## Assigned task:
Write the next part of the passage on the Fluidhand prosthetic hand, beginning after its final sentence.

## Document excerpt:
The “Fluidhand” from Karlsruhe, Germany is an innovative prosthetic prototype being tested in the Orthopedic University Hospital in Heidelberg. Unlike its predecessors, the Fluidhand can close around objects, even those with irregular surfaces. A large contact surface and soft, passive form elements greatly reduce the gripping power required to hold onto such an object. According to the developers, the hand feels softer, more elastic, and more natural than conventional hard prosthetic devices.
Flexible drives are located directly in the movable finger joints and operate on the biological principle of the spider leg – to flex the joints, elastic chambers are pumped up by miniature hydraulics. In this way, index finger, middle finger and thumb can be moved independently. The prosthetic hand gives the residual limb feedback, enabling the amputee to sense the strength of the grip.

## Source information:
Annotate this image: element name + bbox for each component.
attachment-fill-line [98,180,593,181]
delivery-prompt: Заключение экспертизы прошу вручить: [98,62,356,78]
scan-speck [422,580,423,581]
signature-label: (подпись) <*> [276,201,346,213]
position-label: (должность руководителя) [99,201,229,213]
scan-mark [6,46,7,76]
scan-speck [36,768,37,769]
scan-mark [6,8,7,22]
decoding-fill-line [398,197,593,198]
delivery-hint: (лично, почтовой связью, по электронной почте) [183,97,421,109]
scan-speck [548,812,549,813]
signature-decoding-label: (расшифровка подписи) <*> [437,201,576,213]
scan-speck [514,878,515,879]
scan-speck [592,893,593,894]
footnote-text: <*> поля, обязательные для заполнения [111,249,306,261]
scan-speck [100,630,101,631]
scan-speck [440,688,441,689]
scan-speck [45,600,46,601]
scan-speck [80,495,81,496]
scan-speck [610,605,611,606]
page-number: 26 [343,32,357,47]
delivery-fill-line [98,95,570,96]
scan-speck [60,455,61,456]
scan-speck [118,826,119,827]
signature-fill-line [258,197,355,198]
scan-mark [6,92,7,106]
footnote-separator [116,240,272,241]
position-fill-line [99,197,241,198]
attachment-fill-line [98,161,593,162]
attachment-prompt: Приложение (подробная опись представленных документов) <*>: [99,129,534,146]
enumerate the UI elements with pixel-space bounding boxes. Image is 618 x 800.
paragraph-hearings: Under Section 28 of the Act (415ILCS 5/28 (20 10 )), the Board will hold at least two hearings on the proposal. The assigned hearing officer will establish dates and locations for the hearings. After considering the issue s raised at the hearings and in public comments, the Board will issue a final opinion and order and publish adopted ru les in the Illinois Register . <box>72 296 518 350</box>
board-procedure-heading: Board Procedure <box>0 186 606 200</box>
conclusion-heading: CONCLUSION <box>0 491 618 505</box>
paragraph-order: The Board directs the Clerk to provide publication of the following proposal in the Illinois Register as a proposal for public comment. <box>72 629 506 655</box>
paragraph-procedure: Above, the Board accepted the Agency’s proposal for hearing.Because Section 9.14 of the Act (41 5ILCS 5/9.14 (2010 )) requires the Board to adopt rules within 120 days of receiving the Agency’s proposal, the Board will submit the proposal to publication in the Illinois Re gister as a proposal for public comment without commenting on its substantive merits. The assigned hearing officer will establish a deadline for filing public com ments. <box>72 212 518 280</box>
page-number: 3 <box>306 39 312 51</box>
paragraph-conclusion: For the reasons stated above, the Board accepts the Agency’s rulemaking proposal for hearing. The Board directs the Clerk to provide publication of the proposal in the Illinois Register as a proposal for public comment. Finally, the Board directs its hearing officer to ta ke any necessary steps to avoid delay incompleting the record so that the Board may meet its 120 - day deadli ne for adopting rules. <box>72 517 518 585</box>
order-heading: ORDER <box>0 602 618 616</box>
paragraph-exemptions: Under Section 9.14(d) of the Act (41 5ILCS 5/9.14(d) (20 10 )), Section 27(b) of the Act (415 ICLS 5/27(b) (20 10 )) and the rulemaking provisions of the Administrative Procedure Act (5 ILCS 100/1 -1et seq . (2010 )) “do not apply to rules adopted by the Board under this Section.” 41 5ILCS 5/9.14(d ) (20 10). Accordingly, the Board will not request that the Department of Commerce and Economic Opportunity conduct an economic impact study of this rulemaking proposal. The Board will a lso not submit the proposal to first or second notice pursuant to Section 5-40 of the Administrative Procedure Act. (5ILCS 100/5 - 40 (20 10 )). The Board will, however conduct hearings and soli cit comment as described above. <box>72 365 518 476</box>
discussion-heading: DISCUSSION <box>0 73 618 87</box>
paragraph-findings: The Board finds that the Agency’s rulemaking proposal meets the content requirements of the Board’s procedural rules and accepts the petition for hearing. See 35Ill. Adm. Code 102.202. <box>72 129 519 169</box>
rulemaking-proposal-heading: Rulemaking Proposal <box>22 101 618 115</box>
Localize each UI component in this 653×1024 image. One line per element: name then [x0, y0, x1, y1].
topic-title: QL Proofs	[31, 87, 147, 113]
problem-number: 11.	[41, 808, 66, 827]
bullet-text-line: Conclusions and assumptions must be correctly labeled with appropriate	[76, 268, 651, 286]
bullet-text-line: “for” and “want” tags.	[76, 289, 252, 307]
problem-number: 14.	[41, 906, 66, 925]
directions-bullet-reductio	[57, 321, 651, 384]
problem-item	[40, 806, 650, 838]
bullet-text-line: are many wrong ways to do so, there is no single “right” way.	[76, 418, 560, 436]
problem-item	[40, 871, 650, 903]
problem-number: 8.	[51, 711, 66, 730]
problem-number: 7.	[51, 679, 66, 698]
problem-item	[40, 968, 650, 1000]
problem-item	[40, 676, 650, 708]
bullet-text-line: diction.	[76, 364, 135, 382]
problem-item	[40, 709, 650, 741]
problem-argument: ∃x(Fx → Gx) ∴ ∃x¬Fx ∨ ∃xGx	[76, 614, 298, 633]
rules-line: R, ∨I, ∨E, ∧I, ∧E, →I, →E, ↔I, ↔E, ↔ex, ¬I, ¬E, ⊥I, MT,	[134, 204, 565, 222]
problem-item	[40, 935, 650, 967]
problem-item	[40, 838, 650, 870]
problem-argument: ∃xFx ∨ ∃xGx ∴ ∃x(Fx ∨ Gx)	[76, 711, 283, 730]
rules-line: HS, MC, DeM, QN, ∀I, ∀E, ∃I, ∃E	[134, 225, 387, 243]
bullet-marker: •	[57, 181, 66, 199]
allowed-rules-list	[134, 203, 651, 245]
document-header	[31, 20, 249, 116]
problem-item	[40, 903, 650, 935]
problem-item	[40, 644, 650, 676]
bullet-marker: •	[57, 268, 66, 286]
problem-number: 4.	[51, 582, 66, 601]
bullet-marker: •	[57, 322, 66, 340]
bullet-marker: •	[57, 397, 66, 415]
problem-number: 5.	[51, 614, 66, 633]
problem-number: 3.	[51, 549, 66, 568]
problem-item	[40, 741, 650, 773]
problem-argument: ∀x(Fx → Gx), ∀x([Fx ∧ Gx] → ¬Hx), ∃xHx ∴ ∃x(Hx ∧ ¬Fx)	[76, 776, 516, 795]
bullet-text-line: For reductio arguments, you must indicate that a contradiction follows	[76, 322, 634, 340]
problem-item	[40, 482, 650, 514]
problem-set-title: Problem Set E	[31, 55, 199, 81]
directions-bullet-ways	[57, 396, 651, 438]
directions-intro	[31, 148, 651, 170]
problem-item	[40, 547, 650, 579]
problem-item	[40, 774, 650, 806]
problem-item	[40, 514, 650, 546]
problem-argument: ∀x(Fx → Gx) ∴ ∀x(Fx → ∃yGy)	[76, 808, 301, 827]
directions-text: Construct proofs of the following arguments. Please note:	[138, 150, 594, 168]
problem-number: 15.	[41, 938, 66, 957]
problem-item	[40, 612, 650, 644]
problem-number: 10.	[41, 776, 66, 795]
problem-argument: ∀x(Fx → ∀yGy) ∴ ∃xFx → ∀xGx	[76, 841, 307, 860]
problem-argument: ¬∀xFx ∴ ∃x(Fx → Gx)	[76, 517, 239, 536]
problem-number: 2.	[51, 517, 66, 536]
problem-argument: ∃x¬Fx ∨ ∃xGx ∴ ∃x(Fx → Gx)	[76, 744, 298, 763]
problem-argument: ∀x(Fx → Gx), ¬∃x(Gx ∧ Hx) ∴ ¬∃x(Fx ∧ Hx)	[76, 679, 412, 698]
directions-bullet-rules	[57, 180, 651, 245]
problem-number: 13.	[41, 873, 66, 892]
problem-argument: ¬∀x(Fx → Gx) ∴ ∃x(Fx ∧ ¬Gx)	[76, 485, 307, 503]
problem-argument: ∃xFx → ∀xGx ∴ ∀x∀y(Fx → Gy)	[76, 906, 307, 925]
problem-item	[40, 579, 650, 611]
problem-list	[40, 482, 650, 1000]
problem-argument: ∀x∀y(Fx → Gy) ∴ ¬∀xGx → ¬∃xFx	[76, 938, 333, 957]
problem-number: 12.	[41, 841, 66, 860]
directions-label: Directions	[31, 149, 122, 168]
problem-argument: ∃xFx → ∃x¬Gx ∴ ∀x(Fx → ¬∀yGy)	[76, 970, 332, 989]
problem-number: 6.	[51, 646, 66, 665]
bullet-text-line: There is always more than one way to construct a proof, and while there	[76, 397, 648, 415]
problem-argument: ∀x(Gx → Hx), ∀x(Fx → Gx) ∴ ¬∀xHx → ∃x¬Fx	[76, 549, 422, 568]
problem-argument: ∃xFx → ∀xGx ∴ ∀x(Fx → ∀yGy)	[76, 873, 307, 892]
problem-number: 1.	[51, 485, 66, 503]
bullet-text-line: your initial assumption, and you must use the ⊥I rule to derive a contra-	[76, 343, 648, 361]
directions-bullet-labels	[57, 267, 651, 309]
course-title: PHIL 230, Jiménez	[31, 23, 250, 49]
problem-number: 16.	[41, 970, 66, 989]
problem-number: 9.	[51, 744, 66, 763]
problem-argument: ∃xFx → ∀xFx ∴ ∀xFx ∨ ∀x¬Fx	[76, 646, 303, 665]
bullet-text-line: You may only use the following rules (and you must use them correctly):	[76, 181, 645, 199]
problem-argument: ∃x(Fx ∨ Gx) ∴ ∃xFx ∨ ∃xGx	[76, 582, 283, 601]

## Task result:
Thus far, 18-year-old Sören Wolf has been the only patient at the Orthopedic University Hospital in Heidelberg who has tested both the i-LIMB hand and the Fluidhand. “This experience is very important for us,” said Simon Steffen, director of the Department of Upper Extremities at the Orthopedic University Hospital in Heidelberg. Developers said of the two models tested, the Fluidhand held a slight advantage because of its better finishing, the programmed grip configurations, power feedback, and the more easily adjustable controls.
The costs of manufacturing the device are comparatively high. “First the developers have to find a company to produce it,” said Alfons Fuchs, director of Orthopedics Engineering at the Orthopedic University Hospital in Heidelberg. However, it is possible to produce an individual model. Only one patient has received a Fluidhand for everyday use, while a second patient in Heidelberg will soon be fitted with this innovative prosthesis.